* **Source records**
◇ ◇ ◇ ◇

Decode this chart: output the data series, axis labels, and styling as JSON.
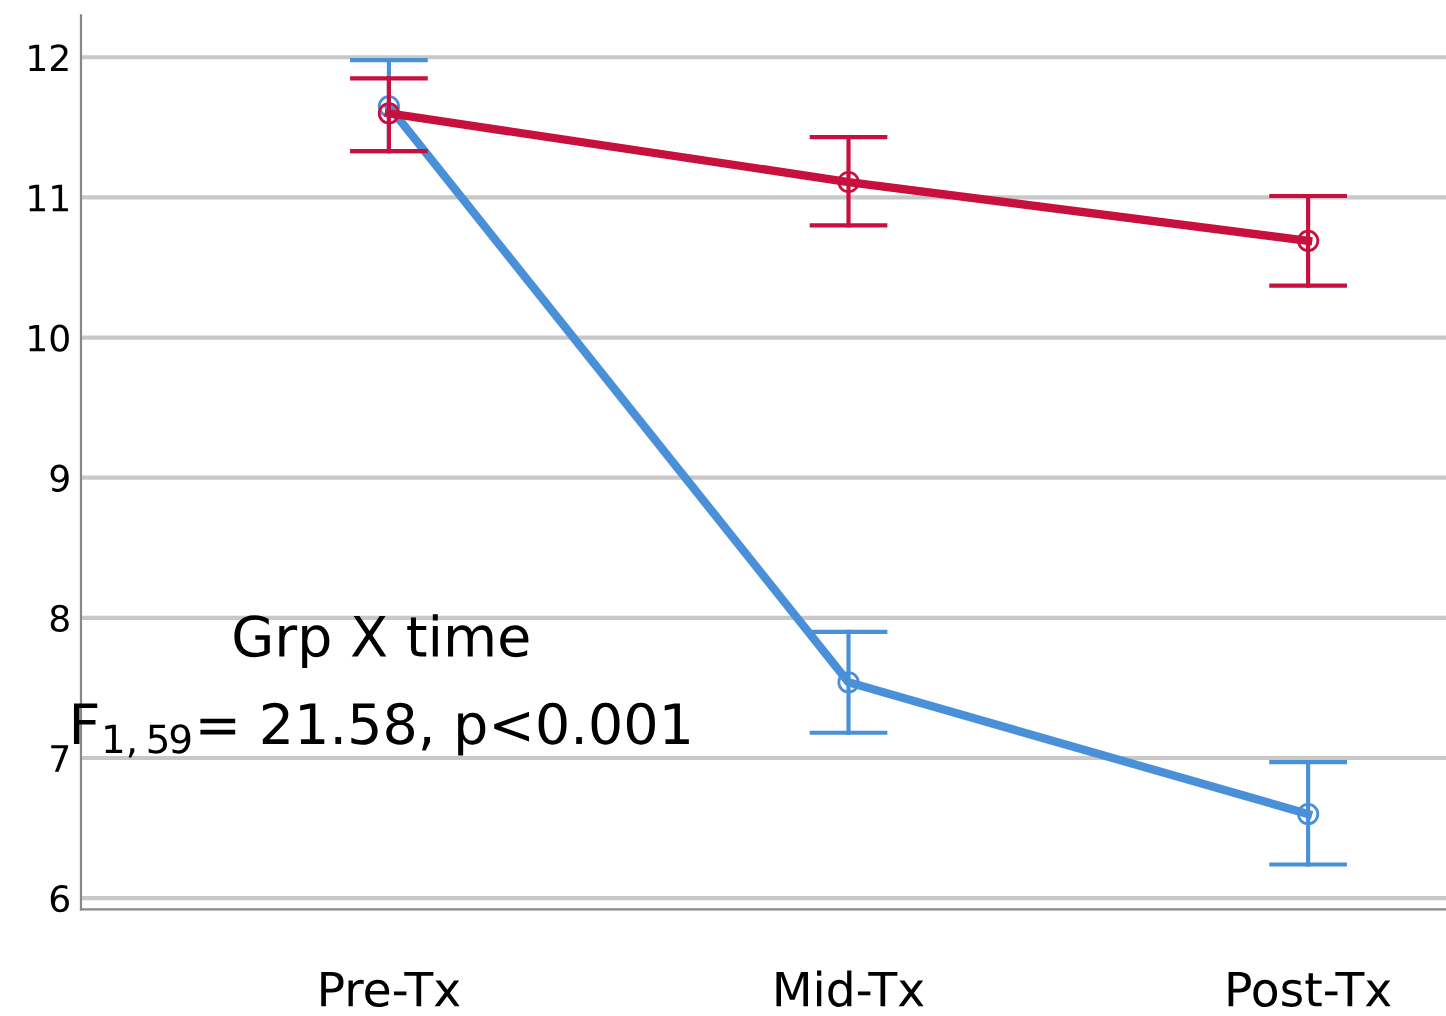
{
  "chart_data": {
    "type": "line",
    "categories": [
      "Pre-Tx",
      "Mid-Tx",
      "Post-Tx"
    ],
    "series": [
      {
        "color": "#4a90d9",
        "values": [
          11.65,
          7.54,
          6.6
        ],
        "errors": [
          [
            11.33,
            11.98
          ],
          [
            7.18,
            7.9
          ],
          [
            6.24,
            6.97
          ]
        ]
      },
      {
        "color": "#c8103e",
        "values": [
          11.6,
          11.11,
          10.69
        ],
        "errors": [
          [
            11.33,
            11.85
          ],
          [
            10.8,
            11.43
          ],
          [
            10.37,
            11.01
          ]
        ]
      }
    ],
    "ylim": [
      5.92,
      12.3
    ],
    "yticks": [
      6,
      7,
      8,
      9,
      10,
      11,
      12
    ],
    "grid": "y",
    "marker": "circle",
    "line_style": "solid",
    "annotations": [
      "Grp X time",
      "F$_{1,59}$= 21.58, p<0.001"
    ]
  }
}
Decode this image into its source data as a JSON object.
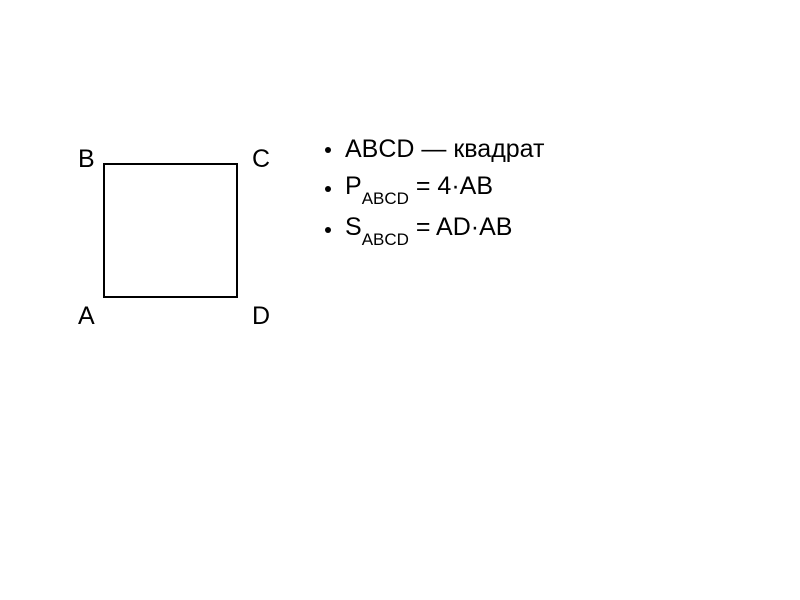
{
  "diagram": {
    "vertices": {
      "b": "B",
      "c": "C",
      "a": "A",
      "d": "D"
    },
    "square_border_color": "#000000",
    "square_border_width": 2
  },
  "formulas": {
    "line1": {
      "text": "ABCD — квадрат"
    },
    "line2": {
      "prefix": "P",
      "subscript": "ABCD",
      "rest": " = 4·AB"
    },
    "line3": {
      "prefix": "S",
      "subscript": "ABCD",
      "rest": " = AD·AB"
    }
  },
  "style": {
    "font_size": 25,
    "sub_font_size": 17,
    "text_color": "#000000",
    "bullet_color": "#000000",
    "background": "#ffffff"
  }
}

◇ ◇ ◇ ◇

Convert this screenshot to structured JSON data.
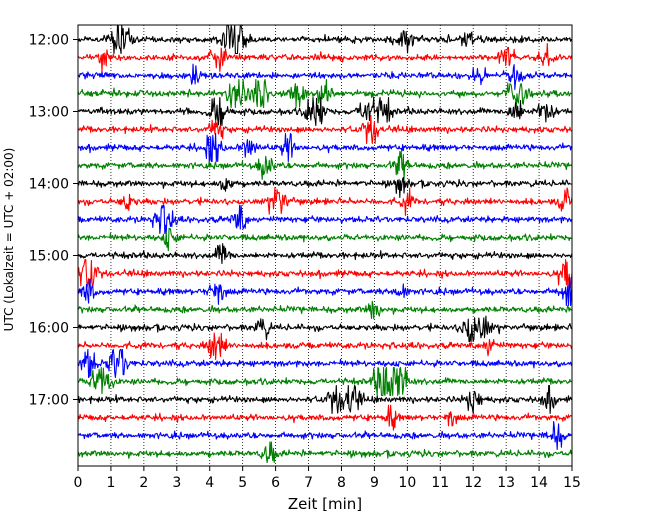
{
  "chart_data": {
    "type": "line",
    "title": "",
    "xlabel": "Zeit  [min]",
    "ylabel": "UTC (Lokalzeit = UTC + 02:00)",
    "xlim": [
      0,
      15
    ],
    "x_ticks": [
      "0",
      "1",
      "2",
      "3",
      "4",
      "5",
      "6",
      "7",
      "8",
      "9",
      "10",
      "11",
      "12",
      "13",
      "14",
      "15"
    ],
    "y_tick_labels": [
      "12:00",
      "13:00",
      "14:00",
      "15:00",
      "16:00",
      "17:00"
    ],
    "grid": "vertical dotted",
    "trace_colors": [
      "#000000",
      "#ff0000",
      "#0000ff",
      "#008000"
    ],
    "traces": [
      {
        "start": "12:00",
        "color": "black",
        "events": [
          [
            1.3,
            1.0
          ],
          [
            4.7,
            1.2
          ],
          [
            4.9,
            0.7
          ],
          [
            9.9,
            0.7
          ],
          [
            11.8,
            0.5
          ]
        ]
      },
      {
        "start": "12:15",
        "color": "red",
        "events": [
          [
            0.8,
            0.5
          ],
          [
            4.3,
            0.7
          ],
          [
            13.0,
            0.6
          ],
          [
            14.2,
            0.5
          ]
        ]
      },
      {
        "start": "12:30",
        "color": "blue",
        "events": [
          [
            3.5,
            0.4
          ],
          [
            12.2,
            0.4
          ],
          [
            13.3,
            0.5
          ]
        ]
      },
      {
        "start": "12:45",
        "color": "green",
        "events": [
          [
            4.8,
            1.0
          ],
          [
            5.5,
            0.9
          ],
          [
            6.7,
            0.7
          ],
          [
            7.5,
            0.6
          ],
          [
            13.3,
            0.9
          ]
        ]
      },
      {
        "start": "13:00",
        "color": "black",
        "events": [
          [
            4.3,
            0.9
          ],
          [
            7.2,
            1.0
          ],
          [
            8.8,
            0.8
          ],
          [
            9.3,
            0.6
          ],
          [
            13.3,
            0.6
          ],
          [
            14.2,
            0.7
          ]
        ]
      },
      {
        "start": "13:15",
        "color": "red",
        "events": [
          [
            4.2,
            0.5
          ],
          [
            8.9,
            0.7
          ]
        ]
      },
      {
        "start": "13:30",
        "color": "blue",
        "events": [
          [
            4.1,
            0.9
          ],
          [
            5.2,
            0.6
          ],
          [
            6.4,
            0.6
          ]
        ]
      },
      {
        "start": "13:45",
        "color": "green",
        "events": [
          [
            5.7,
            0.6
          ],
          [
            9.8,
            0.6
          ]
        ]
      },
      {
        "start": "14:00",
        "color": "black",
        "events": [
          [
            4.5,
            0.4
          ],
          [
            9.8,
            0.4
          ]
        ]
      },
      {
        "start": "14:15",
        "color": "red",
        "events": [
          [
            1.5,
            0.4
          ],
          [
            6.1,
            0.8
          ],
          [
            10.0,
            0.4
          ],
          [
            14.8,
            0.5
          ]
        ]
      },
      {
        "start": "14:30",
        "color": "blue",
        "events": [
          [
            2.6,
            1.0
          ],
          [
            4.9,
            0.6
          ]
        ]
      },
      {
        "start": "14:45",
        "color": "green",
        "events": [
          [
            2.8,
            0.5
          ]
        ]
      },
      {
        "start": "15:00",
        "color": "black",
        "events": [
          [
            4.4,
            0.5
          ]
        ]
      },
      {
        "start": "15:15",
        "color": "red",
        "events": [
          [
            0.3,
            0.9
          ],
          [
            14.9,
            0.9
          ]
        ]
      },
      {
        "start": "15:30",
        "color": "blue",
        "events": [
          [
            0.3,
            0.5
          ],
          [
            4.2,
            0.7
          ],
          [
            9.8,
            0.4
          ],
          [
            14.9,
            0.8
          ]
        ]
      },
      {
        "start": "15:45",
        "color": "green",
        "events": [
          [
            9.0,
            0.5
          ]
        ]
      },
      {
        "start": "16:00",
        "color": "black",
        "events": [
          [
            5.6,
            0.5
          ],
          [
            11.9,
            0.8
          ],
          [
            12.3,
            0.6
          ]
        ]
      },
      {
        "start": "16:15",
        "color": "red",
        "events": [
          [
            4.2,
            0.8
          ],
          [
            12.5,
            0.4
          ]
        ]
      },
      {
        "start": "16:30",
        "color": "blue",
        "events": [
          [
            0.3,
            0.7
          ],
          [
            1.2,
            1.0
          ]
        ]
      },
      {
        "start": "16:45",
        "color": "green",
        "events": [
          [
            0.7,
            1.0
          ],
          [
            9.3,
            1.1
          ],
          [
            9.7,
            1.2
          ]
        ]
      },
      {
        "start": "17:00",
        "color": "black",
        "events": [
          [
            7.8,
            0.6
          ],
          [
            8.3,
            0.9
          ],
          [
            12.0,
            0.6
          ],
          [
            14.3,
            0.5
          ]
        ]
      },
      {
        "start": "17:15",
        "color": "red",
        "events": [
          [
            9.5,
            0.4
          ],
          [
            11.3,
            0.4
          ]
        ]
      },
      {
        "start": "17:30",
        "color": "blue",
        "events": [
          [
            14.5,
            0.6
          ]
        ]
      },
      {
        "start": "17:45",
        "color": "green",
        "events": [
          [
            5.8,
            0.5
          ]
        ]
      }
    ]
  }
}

◇ ◇ ◇ ◇

* **Directions**
Go through the listing above and work out how many lines contain the string "series". Reply with the number alone.

* **Answer**
2